Go over the entries below line by line, copying each one that contains the word "Foglalkoztatás".
________________________________________
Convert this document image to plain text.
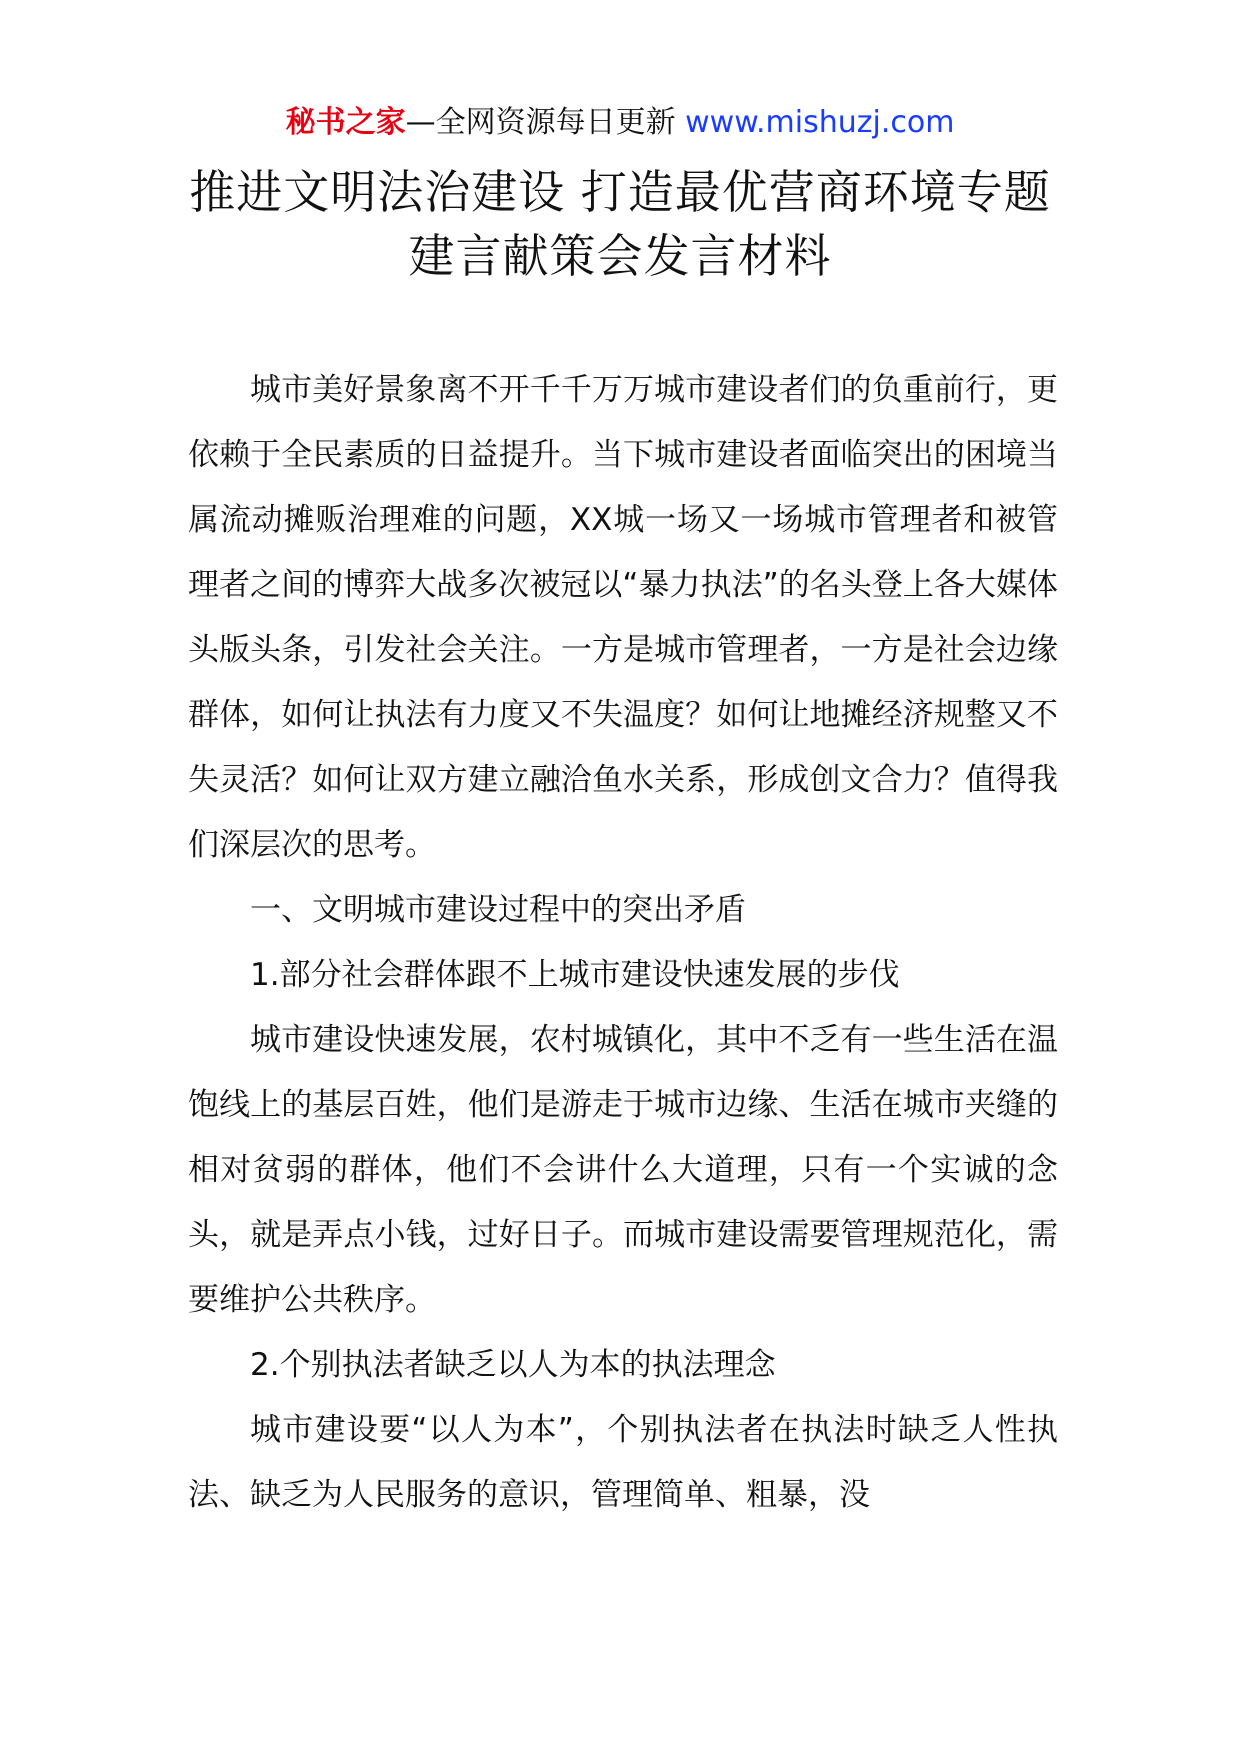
秘书之家—全网资源每日更新 www.mishuzj.com
推进文明法治建设 打造最优营商环境专题
建言献策会发言材料

城市美好景象离不开千千万万城市建设者们的负重前行，更依赖于全民素质的日益提升。当下城市建设者面临突出的困境当属流动摊贩治理难的问题，XX城一场又一场城市管理者和被管理者之间的博弈大战多次被冠以“暴力执法”的名头登上各大媒体头版头条，引发社会关注。一方是城市管理者，一方是社会边缘群体，如何让执法有力度又不失温度？如何让地摊经济规整又不失灵活？如何让双方建立融洽鱼水关系，形成创文合力？值得我们深层次的思考。

一、文明城市建设过程中的突出矛盾

1.部分社会群体跟不上城市建设快速发展的步伐

城市建设快速发展，农村城镇化，其中不乏有一些生活在温饱线上的基层百姓，他们是游走于城市边缘、生活在城市夹缝的相对贫弱的群体，他们不会讲什么大道理，只有一个实诚的念头，就是弄点小钱，过好日子。而城市建设需要管理规范化，需要维护公共秩序。

2.个别执法者缺乏以人为本的执法理念

城市建设要“以人为本”，个别执法者在执法时缺乏人性执法、缺乏为人民服务的意识，管理简单、粗暴，没
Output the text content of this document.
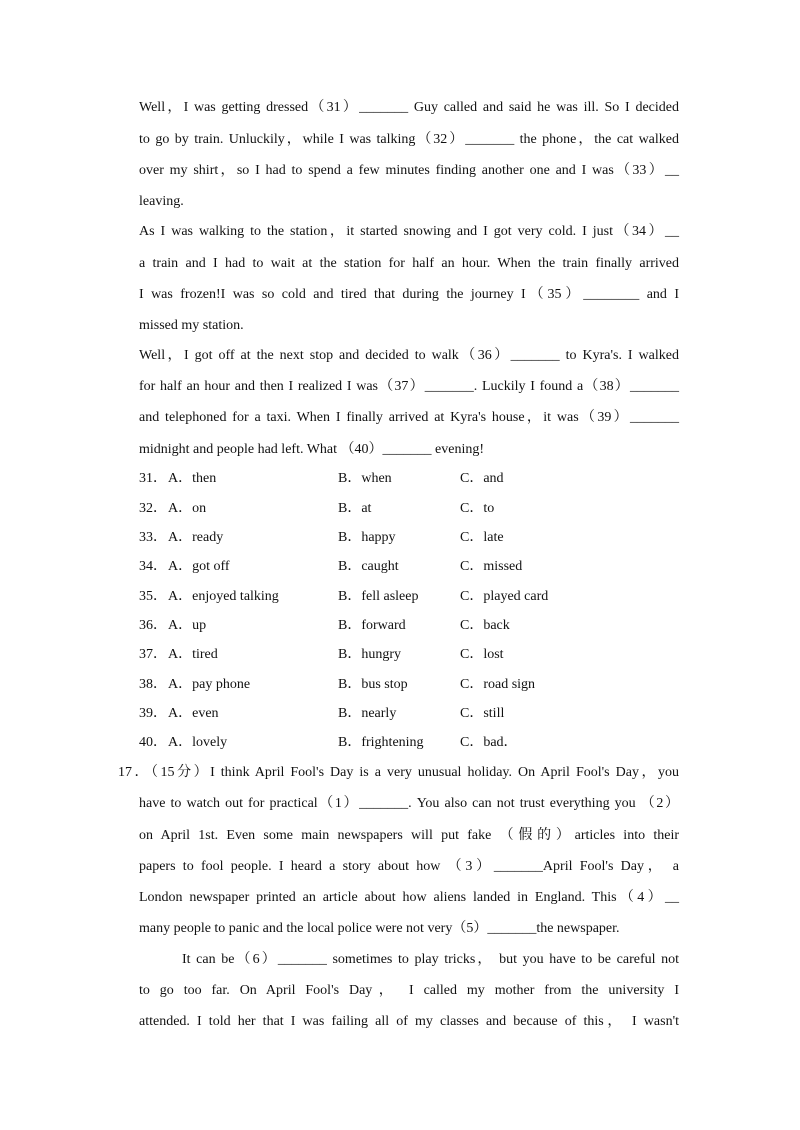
Well，I was getting dressed（31）_______ Guy called and said he was ill. So I decided
to go by train. Unluckily，while I was talking（32）_______ the phone，the cat walked
over my shirt，so I had to spend a few minutes finding another one and I was（33）__
leaving.
As I was walking to the station，it started snowing and I got very cold. I just（34）__
a train and I had to wait at the station for half an hour. When the train finally arrived
I was frozen!I was so cold and tired that during the journey I（35）________ and I
missed my station.
Well，I got off at the next stop and decided to walk（36）_______ to Kyra's. I walked
for half an hour and then I realized I was（37）_______. Luckily I found a（38）_______
and telephoned for a taxi. When I finally arrived at Kyra's house，it was（39）_______
midnight and people had left. What （40）_______ evening!
31． A．then	B．when	C．and
32． A．on	B．at	C．to
33． A．ready	B．happy	C．late
34． A．got off	B．caught	C．missed
35． A．enjoyed talking	B．fell asleep	C．played card
36． A．up	B．forward	C．back
37． A．tired	B．hungry	C．lost
38． A．pay phone	B．bus stop	C．road sign
39． A．even	B．nearly	C．still
40． A．lovely	B．frightening	C．bad．
17．（15分）I think April Fool's Day is a very unusual holiday. On April Fool's Day，you
have to watch out for practical（1）_______. You also can not trust everything you （2）
on April 1st. Even some main newspapers will put fake （假的）articles into their
papers to fool people. I heard a story about how （3）_______April Fool's Day， a
London newspaper printed an article about how aliens landed in England. This（4）__
many people to panic and the local police were not very（5）_______the newspaper.
It can be（6）_______ sometimes to play tricks， but you have to be careful not
to go too far. On April Fool's Day， I called my mother from the university I
attended. I told her that I was failing all of my classes and because of this， I wasn't
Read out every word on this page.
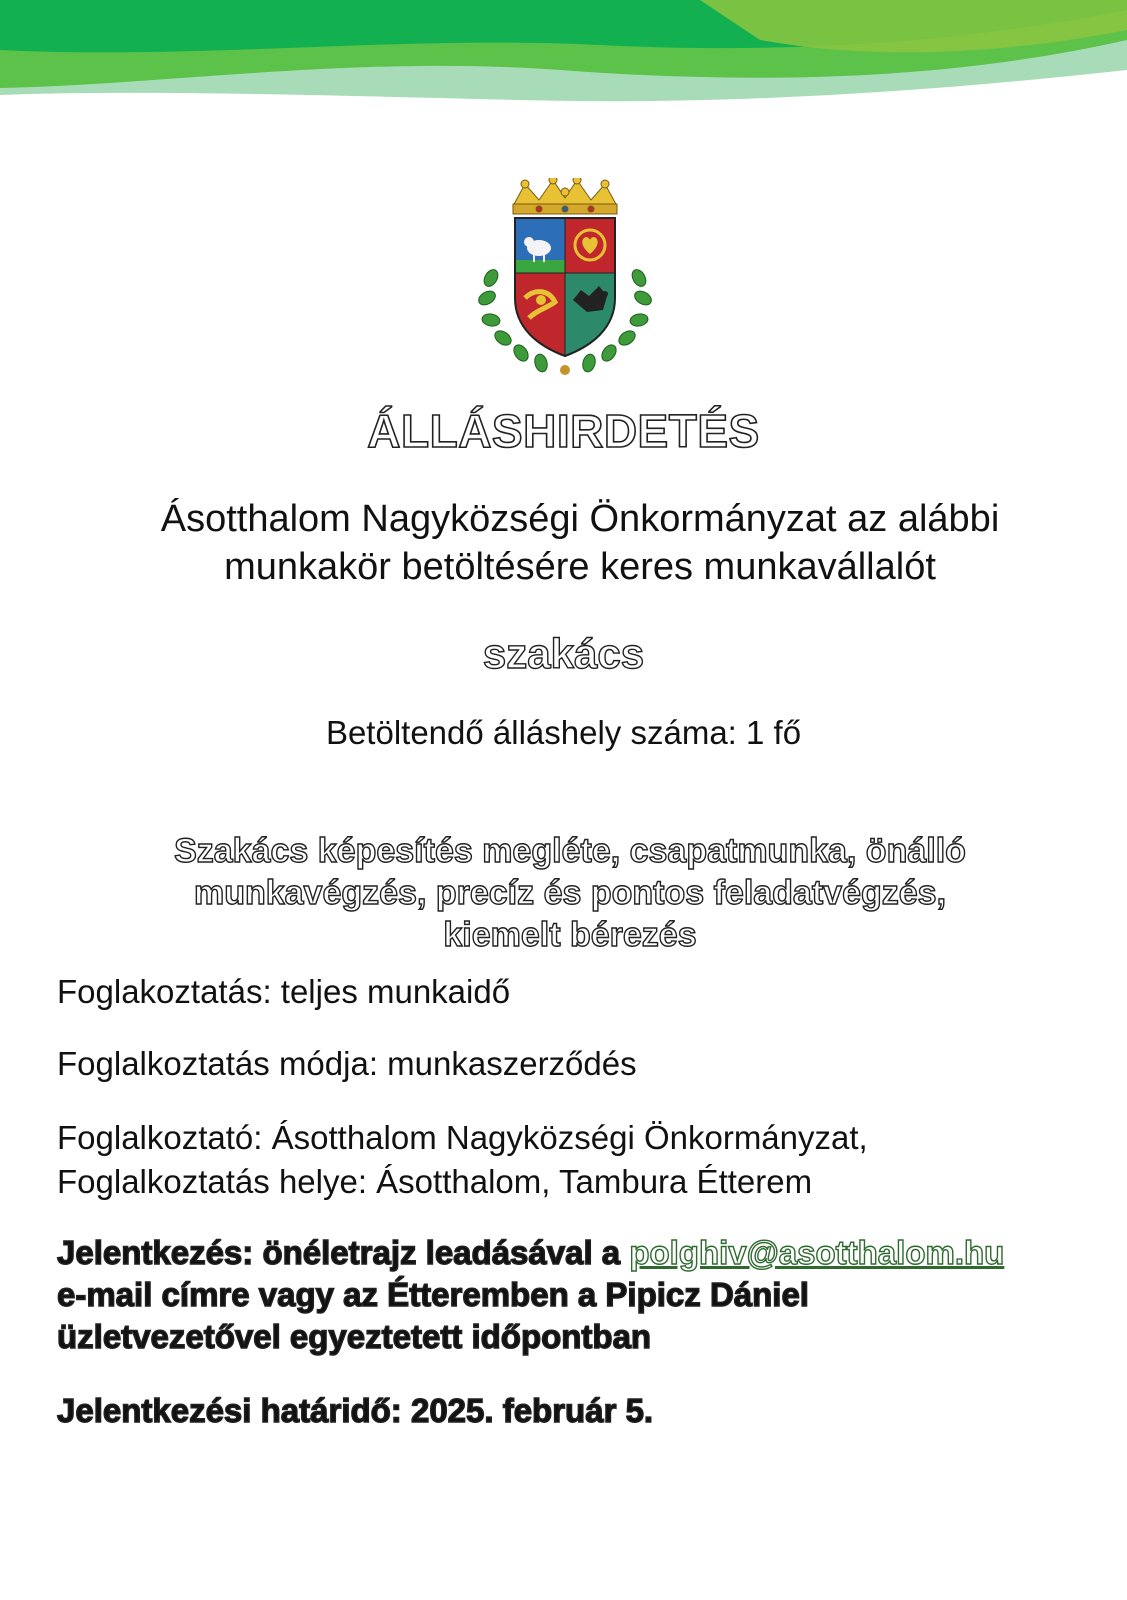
ÁLLÁSHIRDETÉS
Ásotthalom Nagyközségi Önkormányzat az alábbi
munkakör betöltésére keres munkavállalót
szakács
Betöltendő álláshely száma: 1 fő
Szakács képesítés megléte, csapatmunka, önálló
munkavégzés, precíz és pontos feladatvégzés,
kiemelt bérezés
Foglakoztatás: teljes munkaidő
Foglalkoztatás módja: munkaszerződés
Foglalkoztató: Ásotthalom Nagyközségi Önkormányzat,
Foglalkoztatás helye: Ásotthalom, Tambura Étterem
Jelentkezés: önéletrajz leadásával a polghiv@asotthalom.hu
e-mail címre vagy az Étteremben a Pipicz Dániel
üzletvezetővel egyeztetett időpontban
Jelentkezési határidő: 2025. február 5.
________________________________________
■ **Written response**
Foglalkoztatás módja: munkaszerződés
Foglalkoztatás helye: Ásotthalom, Tambura Étterem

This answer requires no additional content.